Exercise:
Count every line of the listing where the string "colors" occurs, and reply with the count alone.

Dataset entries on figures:
* start *

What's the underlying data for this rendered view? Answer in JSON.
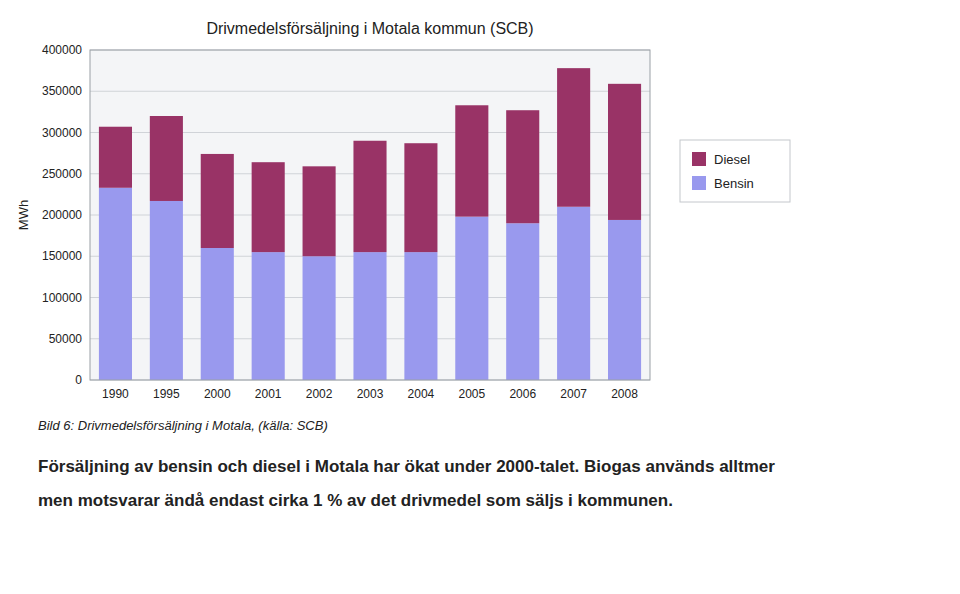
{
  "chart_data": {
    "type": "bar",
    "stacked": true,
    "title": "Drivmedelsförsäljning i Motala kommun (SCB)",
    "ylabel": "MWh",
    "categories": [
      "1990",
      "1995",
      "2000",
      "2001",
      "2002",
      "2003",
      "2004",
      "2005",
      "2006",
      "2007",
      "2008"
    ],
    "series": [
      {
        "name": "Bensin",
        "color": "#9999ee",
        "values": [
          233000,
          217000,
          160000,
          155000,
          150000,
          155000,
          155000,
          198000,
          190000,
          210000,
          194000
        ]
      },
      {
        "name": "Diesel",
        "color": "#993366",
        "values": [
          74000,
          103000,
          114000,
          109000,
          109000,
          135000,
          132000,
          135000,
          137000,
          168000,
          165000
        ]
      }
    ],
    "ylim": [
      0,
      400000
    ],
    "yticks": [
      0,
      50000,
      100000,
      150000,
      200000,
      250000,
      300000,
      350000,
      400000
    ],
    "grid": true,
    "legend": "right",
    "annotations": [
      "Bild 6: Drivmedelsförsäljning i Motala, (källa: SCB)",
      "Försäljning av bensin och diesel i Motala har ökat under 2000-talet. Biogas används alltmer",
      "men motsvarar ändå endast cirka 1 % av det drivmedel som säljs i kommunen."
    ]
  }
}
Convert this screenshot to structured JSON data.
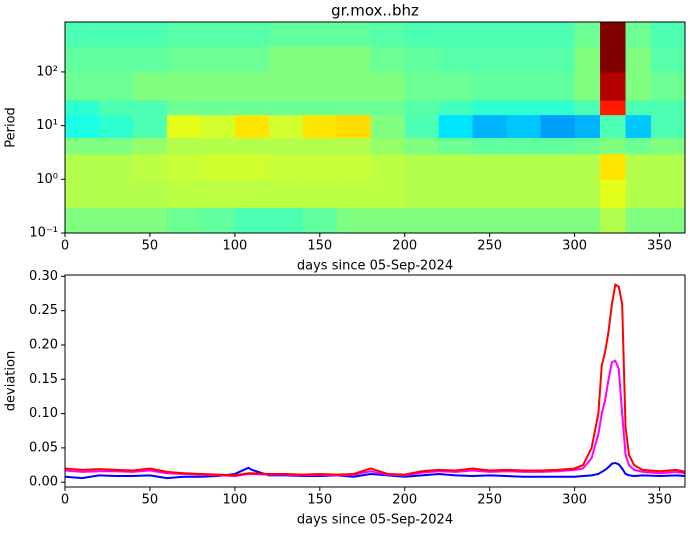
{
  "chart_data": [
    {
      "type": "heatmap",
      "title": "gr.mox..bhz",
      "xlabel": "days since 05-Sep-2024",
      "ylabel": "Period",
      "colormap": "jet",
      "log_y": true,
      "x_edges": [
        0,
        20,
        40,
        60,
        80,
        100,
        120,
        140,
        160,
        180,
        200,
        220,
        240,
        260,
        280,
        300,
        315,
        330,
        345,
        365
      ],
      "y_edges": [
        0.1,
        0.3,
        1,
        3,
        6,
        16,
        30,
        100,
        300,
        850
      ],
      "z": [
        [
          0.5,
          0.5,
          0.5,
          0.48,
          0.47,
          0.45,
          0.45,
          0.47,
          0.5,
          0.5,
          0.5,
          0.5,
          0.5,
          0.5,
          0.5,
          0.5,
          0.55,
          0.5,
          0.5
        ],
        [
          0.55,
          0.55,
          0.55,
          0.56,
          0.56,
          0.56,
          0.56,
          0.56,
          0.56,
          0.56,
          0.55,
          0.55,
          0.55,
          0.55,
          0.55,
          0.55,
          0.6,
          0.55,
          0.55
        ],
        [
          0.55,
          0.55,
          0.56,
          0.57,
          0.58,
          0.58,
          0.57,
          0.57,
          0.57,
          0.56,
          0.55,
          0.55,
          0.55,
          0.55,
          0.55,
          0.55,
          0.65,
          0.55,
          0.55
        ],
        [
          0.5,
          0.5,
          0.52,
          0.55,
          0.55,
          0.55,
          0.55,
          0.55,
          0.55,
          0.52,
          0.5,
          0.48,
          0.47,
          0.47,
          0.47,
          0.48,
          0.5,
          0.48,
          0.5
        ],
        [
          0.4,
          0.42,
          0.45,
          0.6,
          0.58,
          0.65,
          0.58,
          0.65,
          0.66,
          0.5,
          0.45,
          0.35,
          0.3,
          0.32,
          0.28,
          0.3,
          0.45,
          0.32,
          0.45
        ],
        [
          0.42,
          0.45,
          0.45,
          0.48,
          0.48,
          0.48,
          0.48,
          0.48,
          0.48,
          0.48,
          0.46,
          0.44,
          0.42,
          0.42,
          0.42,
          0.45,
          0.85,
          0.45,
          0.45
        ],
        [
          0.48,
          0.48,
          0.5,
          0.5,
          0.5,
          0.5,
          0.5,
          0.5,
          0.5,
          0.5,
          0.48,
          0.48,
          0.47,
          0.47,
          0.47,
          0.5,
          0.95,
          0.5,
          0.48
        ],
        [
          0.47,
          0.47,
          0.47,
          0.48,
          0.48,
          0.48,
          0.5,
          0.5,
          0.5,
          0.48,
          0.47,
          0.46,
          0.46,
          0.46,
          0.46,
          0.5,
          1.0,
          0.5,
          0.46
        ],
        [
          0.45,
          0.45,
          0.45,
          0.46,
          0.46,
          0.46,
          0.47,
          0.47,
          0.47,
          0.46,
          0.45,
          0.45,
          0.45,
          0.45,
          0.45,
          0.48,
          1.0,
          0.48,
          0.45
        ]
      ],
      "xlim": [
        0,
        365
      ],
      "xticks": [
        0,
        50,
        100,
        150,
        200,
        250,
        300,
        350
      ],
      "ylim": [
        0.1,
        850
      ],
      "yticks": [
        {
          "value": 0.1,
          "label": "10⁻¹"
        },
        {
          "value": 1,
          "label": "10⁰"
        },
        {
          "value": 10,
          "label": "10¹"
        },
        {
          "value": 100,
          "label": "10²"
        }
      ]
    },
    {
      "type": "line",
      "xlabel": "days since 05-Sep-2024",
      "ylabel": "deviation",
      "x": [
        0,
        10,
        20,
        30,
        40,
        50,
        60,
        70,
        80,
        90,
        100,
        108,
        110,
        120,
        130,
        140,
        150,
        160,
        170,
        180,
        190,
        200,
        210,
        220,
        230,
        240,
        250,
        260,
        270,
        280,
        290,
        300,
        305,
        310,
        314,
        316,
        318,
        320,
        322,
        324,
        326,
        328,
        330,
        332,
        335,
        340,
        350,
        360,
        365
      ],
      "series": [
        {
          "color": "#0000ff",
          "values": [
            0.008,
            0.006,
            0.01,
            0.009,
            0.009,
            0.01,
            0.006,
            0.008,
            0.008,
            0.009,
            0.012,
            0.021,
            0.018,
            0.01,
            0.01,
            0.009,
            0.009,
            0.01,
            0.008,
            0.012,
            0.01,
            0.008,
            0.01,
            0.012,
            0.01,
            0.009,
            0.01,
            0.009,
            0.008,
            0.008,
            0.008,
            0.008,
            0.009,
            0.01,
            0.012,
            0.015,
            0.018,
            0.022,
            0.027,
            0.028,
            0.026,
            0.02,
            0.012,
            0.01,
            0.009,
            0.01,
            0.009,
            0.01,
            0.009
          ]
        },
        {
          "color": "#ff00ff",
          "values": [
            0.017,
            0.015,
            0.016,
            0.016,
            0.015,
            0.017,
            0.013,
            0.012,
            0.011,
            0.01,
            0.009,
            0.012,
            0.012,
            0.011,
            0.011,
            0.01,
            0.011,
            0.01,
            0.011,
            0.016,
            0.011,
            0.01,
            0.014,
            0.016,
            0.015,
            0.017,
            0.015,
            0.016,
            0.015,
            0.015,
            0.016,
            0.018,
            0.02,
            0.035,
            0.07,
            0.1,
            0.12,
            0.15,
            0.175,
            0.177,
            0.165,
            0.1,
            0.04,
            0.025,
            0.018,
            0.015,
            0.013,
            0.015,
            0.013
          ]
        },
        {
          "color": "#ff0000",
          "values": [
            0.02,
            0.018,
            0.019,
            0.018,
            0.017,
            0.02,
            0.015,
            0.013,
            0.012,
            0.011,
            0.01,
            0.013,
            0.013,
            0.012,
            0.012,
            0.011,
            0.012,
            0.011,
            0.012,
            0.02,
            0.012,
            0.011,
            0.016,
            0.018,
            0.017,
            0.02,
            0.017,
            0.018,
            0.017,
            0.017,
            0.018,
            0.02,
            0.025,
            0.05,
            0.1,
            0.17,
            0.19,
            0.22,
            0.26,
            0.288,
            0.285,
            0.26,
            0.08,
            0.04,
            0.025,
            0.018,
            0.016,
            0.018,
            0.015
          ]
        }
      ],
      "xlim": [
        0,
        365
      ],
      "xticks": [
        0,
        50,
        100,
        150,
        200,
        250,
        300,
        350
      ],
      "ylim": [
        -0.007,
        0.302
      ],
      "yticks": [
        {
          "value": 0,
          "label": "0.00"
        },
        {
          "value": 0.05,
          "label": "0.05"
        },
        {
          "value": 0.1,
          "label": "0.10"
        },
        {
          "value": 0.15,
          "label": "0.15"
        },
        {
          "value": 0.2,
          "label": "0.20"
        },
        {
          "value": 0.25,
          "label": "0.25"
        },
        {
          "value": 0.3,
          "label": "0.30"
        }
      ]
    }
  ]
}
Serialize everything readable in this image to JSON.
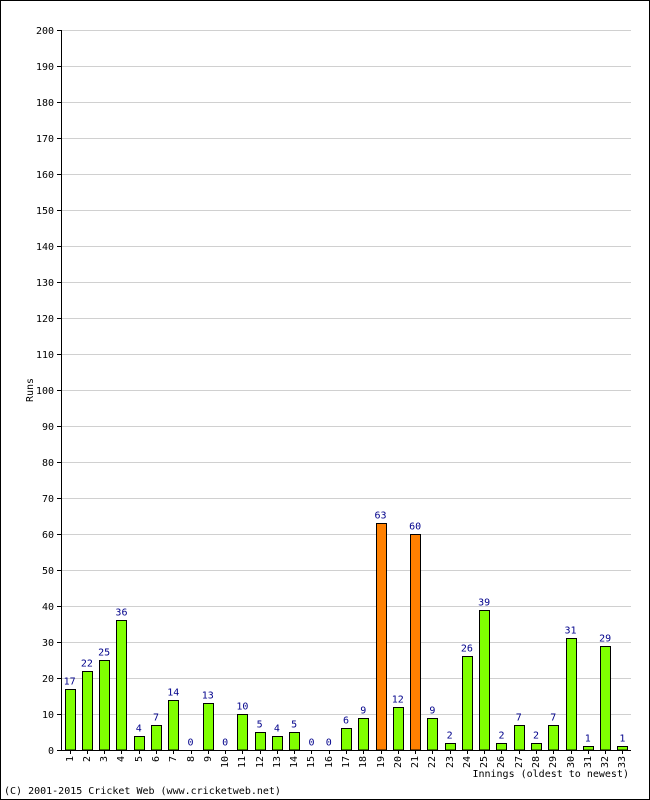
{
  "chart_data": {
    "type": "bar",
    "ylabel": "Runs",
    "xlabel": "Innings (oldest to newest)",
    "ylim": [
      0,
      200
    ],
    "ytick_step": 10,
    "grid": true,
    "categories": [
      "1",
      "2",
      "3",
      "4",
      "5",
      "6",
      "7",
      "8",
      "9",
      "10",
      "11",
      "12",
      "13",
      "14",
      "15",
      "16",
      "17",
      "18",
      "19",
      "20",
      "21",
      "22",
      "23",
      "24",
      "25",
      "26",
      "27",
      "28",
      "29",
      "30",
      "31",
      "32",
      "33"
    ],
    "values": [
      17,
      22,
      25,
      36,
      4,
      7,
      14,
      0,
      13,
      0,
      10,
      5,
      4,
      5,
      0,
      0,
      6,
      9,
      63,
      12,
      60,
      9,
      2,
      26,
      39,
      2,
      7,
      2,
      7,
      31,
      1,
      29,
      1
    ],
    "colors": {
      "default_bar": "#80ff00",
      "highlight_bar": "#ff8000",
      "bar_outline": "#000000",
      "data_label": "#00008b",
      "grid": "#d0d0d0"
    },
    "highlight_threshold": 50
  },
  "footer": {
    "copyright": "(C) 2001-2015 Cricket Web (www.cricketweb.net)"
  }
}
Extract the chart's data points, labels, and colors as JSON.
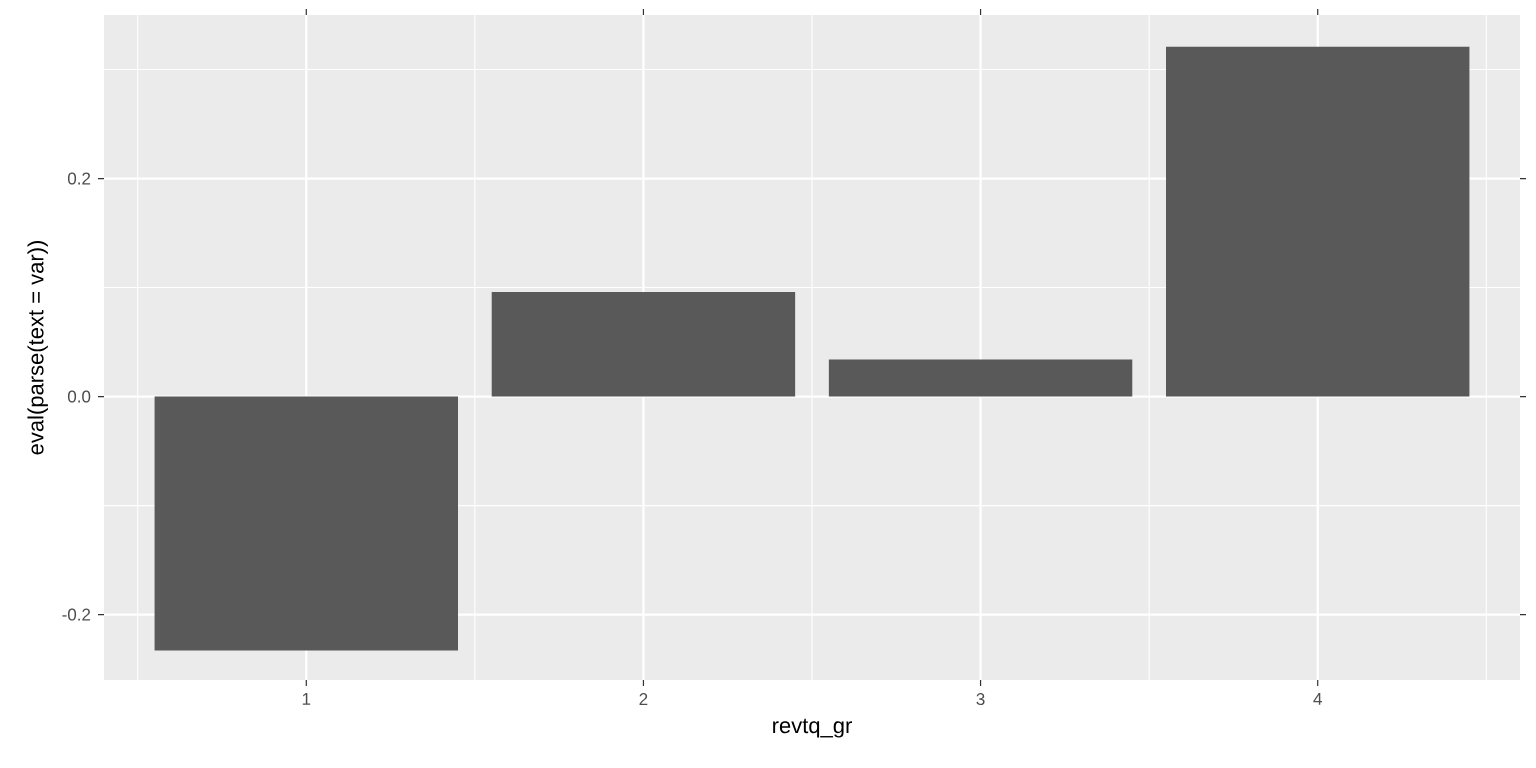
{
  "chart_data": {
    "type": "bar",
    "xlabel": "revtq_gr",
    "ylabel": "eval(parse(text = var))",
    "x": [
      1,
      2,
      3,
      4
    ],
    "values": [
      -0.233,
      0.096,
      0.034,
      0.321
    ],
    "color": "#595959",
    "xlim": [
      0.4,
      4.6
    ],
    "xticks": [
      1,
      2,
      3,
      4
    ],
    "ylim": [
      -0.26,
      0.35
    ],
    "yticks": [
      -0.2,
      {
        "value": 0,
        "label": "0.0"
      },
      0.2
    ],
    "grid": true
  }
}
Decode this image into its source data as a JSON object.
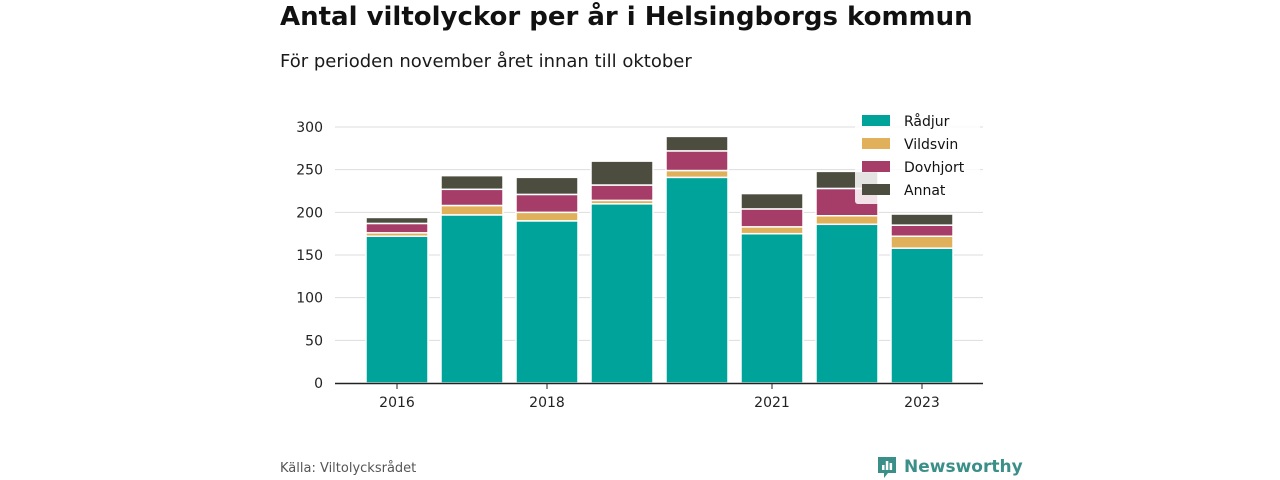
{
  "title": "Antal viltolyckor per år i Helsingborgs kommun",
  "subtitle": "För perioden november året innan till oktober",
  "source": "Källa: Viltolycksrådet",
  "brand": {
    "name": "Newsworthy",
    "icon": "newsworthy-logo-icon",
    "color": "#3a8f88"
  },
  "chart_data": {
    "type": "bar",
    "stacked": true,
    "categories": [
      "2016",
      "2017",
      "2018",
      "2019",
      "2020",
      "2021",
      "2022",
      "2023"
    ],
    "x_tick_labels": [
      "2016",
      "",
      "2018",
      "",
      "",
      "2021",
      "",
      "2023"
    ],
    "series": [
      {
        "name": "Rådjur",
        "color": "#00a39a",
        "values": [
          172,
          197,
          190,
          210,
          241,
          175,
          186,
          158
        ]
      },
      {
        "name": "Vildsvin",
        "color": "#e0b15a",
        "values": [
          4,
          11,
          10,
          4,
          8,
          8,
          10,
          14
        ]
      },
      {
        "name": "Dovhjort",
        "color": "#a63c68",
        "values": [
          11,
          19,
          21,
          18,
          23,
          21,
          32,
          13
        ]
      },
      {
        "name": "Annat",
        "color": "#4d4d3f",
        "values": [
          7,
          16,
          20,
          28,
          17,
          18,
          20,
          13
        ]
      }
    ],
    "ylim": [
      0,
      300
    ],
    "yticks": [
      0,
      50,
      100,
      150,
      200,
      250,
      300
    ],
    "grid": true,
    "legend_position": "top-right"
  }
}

* end *

Written response:
2